Supplied material.
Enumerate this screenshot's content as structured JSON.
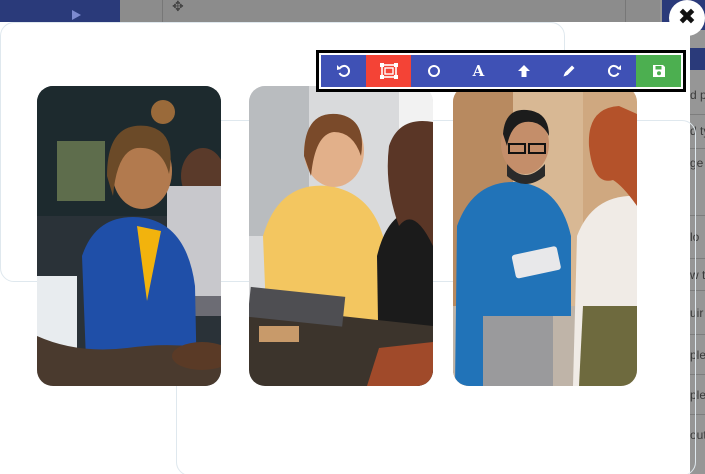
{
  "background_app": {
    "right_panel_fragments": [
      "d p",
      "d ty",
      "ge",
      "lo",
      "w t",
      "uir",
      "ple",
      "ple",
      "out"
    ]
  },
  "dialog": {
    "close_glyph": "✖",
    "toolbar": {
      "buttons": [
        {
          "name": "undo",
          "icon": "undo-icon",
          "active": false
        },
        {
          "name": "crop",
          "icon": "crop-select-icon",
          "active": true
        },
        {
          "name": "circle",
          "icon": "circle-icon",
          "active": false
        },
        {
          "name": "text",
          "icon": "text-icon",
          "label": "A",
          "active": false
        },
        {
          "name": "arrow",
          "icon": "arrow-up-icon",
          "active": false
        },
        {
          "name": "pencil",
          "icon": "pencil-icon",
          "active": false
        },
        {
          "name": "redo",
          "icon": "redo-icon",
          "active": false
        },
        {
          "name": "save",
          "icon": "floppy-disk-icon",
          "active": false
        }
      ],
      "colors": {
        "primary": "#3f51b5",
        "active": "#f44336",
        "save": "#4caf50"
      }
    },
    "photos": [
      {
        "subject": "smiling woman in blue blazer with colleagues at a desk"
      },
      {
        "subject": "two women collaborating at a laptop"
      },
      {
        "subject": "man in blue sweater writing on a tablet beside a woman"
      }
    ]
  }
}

Exercise.
Find each line holding the string "name" and copy it out.

Problem solution.
          "name": "undo",
          "name": "crop",
          "name": "circle",
          "name": "text",
          "name": "arrow",
          "name": "pencil",
          "name": "redo",
          "name": "save",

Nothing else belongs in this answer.